■ **Exercise directions**: Repeat the data verbatim.

[Stored data]
━━━━━━━━
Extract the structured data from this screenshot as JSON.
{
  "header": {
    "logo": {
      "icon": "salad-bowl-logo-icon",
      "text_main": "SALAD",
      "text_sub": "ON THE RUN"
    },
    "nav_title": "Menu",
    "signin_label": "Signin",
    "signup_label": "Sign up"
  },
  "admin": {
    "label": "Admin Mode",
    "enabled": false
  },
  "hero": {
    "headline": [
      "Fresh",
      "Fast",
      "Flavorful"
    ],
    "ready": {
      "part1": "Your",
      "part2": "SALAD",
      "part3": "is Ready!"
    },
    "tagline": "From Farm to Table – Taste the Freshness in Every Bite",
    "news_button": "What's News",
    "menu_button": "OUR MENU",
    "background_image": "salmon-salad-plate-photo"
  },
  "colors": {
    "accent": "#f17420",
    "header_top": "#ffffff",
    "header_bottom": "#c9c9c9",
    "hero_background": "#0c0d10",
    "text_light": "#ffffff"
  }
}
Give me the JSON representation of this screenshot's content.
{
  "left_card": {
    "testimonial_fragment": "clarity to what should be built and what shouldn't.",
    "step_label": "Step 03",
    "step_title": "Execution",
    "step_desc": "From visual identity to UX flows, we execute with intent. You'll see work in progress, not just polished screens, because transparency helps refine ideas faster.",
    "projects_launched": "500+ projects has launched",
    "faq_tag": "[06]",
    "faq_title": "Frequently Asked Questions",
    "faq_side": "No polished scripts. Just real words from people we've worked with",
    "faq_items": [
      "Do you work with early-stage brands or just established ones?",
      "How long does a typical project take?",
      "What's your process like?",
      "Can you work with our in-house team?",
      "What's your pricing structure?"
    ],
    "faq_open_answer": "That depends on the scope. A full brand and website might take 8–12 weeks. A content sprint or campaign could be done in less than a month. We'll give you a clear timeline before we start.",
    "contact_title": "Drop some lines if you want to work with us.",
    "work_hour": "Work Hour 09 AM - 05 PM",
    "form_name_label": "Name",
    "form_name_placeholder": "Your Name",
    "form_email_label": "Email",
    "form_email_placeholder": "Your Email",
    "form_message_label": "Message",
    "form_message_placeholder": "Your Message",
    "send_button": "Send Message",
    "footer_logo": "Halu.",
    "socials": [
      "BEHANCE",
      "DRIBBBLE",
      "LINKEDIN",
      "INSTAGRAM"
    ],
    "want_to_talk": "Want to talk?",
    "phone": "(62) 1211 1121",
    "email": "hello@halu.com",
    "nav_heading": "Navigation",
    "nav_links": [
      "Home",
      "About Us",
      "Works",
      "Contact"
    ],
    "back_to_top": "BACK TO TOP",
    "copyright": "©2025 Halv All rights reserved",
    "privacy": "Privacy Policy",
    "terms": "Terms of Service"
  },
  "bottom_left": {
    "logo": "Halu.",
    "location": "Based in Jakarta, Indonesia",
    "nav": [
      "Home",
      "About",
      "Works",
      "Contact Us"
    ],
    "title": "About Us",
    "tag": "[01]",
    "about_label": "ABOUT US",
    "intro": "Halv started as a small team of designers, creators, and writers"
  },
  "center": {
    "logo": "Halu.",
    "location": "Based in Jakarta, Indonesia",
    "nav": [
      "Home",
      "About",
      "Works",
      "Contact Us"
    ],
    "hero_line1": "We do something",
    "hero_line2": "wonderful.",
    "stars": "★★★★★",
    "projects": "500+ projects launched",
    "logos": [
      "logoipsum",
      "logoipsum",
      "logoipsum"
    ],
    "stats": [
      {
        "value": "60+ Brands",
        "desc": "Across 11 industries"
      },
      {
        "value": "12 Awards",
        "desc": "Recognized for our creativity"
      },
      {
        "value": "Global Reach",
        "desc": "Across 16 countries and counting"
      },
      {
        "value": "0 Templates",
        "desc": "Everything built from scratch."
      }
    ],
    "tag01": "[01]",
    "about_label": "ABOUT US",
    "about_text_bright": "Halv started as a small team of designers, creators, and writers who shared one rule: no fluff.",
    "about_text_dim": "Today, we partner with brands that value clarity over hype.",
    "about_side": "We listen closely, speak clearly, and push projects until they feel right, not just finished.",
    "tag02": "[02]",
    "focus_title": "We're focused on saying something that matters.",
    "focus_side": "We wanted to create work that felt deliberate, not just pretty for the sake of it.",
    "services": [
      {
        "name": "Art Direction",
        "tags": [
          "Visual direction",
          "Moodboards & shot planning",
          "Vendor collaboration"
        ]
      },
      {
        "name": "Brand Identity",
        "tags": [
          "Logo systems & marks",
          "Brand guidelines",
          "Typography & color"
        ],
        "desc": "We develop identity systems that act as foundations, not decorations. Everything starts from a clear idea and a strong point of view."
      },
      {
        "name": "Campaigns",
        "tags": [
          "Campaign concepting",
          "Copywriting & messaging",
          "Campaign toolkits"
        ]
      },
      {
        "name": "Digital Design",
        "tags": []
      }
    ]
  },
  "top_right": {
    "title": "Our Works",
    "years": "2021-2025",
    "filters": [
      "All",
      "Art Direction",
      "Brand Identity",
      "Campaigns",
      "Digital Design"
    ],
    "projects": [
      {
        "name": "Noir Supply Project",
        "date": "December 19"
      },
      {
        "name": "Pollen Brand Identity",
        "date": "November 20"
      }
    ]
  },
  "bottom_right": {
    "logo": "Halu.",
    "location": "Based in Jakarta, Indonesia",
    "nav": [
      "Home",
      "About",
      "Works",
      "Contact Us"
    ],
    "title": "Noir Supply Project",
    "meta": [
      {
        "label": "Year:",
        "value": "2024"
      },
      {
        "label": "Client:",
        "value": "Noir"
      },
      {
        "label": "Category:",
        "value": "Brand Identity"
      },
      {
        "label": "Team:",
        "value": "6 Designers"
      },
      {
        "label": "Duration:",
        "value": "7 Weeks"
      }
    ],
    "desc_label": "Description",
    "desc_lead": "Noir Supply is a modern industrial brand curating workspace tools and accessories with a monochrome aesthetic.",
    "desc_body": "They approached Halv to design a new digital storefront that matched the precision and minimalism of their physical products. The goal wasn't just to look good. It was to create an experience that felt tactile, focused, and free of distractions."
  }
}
━━━━━━━━
■ **Task answer**:
Extract the structured data from this screenshot as JSON.
{
  "header": {
    "logo": {
      "icon": "salad-bowl-logo-icon",
      "text_main": "SALAD",
      "text_sub": "ON THE RUN"
    },
    "nav_title": "Menu",
    "signin_label": "Signin",
    "signup_label": "Sign up"
  },
  "admin": {
    "label": "Admin Mode",
    "enabled": false
  },
  "hero": {
    "headline": [
      "Fresh",
      "Fast",
      "Flavorful"
    ],
    "ready": {
      "part1": "Your",
      "part2": "SALAD",
      "part3": "is Ready!"
    },
    "tagline": "From Farm to Table – Taste the Freshness in Every Bite",
    "news_button": "What's News",
    "menu_button": "OUR MENU",
    "background_image": "salmon-salad-plate-photo"
  },
  "colors": {
    "accent": "#f17420",
    "header_top": "#ffffff",
    "header_bottom": "#c9c9c9",
    "hero_background": "#0c0d10",
    "text_light": "#ffffff"
  }
}
Give me the JSON representation of this screenshot's content.
{
  "left_card": {
    "testimonial_fragment": "clarity to what should be built and what shouldn't.",
    "step_label": "Step 03",
    "step_title": "Execution",
    "step_desc": "From visual identity to UX flows, we execute with intent. You'll see work in progress, not just polished screens, because transparency helps refine ideas faster.",
    "projects_launched": "500+ projects has launched",
    "faq_tag": "[06]",
    "faq_title": "Frequently Asked Questions",
    "faq_side": "No polished scripts. Just real words from people we've worked with",
    "faq_items": [
      "Do you work with early-stage brands or just established ones?",
      "How long does a typical project take?",
      "What's your process like?",
      "Can you work with our in-house team?",
      "What's your pricing structure?"
    ],
    "faq_open_answer": "That depends on the scope. A full brand and website might take 8–12 weeks. A content sprint or campaign could be done in less than a month. We'll give you a clear timeline before we start.",
    "contact_title": "Drop some lines if you want to work with us.",
    "work_hour": "Work Hour 09 AM - 05 PM",
    "form_name_label": "Name",
    "form_name_placeholder": "Your Name",
    "form_email_label": "Email",
    "form_email_placeholder": "Your Email",
    "form_message_label": "Message",
    "form_message_placeholder": "Your Message",
    "send_button": "Send Message",
    "footer_logo": "Halu.",
    "socials": [
      "BEHANCE",
      "DRIBBBLE",
      "LINKEDIN",
      "INSTAGRAM"
    ],
    "want_to_talk": "Want to talk?",
    "phone": "(62) 1211 1121",
    "email": "hello@halu.com",
    "nav_heading": "Navigation",
    "nav_links": [
      "Home",
      "About Us",
      "Works",
      "Contact"
    ],
    "back_to_top": "BACK TO TOP",
    "copyright": "©2025 Halv All rights reserved",
    "privacy": "Privacy Policy",
    "terms": "Terms of Service"
  },
  "bottom_left": {
    "logo": "Halu.",
    "location": "Based in Jakarta, Indonesia",
    "nav": [
      "Home",
      "About",
      "Works",
      "Contact Us"
    ],
    "title": "About Us",
    "tag": "[01]",
    "about_label": "ABOUT US",
    "intro": "Halv started as a small team of designers, creators, and writers"
  },
  "center": {
    "logo": "Halu.",
    "location": "Based in Jakarta, Indonesia",
    "nav": [
      "Home",
      "About",
      "Works",
      "Contact Us"
    ],
    "hero_line1": "We do something",
    "hero_line2": "wonderful.",
    "stars": "★★★★★",
    "projects": "500+ projects launched",
    "logos": [
      "logoipsum",
      "logoipsum",
      "logoipsum"
    ],
    "stats": [
      {
        "value": "60+ Brands",
        "desc": "Across 11 industries"
      },
      {
        "value": "12 Awards",
        "desc": "Recognized for our creativity"
      },
      {
        "value": "Global Reach",
        "desc": "Across 16 countries and counting"
      },
      {
        "value": "0 Templates",
        "desc": "Everything built from scratch."
      }
    ],
    "tag01": "[01]",
    "about_label": "ABOUT US",
    "about_text_bright": "Halv started as a small team of designers, creators, and writers who shared one rule: no fluff.",
    "about_text_dim": "Today, we partner with brands that value clarity over hype.",
    "about_side": "We listen closely, speak clearly, and push projects until they feel right, not just finished.",
    "tag02": "[02]",
    "focus_title": "We're focused on saying something that matters.",
    "focus_side": "We wanted to create work that felt deliberate, not just pretty for the sake of it.",
    "services": [
      {
        "name": "Art Direction",
        "tags": [
          "Visual direction",
          "Moodboards & shot planning",
          "Vendor collaboration"
        ]
      },
      {
        "name": "Brand Identity",
        "tags": [
          "Logo systems & marks",
          "Brand guidelines",
          "Typography & color"
        ],
        "desc": "We develop identity systems that act as foundations, not decorations. Everything starts from a clear idea and a strong point of view."
      },
      {
        "name": "Campaigns",
        "tags": [
          "Campaign concepting",
          "Copywriting & messaging",
          "Campaign toolkits"
        ]
      },
      {
        "name": "Digital Design",
        "tags": []
      }
    ]
  },
  "top_right": {
    "title": "Our Works",
    "years": "2021-2025",
    "filters": [
      "All",
      "Art Direction",
      "Brand Identity",
      "Campaigns",
      "Digital Design"
    ],
    "projects": [
      {
        "name": "Noir Supply Project",
        "date": "December 19"
      },
      {
        "name": "Pollen Brand Identity",
        "date": "November 20"
      }
    ]
  },
  "bottom_right": {
    "logo": "Halu.",
    "location": "Based in Jakarta, Indonesia",
    "nav": [
      "Home",
      "About",
      "Works",
      "Contact Us"
    ],
    "title": "Noir Supply Project",
    "meta": [
      {
        "label": "Year:",
        "value": "2024"
      },
      {
        "label": "Client:",
        "value": "Noir"
      },
      {
        "label": "Category:",
        "value": "Brand Identity"
      },
      {
        "label": "Team:",
        "value": "6 Designers"
      },
      {
        "label": "Duration:",
        "value": "7 Weeks"
      }
    ],
    "desc_label": "Description",
    "desc_lead": "Noir Supply is a modern industrial brand curating workspace tools and accessories with a monochrome aesthetic.",
    "desc_body": "They approached Halv to design a new digital storefront that matched the precision and minimalism of their physical products. The goal wasn't just to look good. It was to create an experience that felt tactile, focused, and free of distractions."
  }
}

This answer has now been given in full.